▶ [Problem requirements]: Render the entries, from the beginning up to and including the line that contains "920, 600, 925]", as a Markdown table with two columns, Row and Text. Give each line's row number and its content, and omit blank lines.

▶ [Material for this task]:

╭──

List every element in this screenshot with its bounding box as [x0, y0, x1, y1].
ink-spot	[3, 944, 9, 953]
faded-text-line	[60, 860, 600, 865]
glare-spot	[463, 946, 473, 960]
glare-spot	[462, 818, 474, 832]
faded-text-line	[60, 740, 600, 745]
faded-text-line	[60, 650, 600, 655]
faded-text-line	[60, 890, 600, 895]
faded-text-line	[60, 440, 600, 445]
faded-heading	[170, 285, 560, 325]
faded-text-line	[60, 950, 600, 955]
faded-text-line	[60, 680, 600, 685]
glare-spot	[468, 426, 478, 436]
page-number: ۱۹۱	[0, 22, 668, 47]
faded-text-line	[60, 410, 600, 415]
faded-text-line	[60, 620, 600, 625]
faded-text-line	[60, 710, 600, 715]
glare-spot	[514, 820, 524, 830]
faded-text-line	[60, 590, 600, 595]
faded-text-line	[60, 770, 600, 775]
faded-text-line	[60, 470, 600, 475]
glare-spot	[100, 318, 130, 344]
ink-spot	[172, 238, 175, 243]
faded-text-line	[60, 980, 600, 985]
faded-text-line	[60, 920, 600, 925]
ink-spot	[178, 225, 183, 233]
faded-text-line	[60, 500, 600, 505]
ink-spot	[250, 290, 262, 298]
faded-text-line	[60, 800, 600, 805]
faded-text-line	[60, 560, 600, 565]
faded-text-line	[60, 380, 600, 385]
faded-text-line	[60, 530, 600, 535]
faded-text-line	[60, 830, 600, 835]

╰──

▶ [Exercise response]:
| Row | Text |
|---|---|
| 1 | List every element in this screenshot with its bounding box as [x0, y0, x1, y1]. |
| 2 | ink-spot	[3, 944, 9, 953] |
| 3 | faded-text-line	[60, 860, 600, 865] |
| 4 | glare-spot	[463, 946, 473, 960] |
| 5 | glare-spot	[462, 818, 474, 832] |
| 6 | faded-text-line	[60, 740, 600, 745] |
| 7 | faded-text-line	[60, 650, 600, 655] |
| 8 | faded-text-line	[60, 890, 600, 895] |
| 9 | faded-text-line	[60, 440, 600, 445] |
| 10 | faded-heading	[170, 285, 560, 325] |
| 11 | faded-text-line	[60, 950, 600, 955] |
| 12 | faded-text-line	[60, 680, 600, 685] |
| 13 | glare-spot	[468, 426, 478, 436] |
| 14 | page-number: ۱۹۱	[0, 22, 668, 47] |
| 15 | faded-text-line	[60, 410, 600, 415] |
| 16 | faded-text-line	[60, 620, 600, 625] |
| 17 | faded-text-line	[60, 710, 600, 715] |
| 18 | glare-spot	[514, 820, 524, 830] |
| 19 | faded-text-line	[60, 590, 600, 595] |
| 20 | faded-text-line	[60, 770, 600, 775] |
| 21 | faded-text-line	[60, 470, 600, 475] |
| 22 | glare-spot	[100, 318, 130, 344] |
| 23 | ink-spot	[172, 238, 175, 243] |
| 24 | faded-text-line	[60, 980, 600, 985] |
| 25 | faded-text-line	[60, 920, 600, 925] |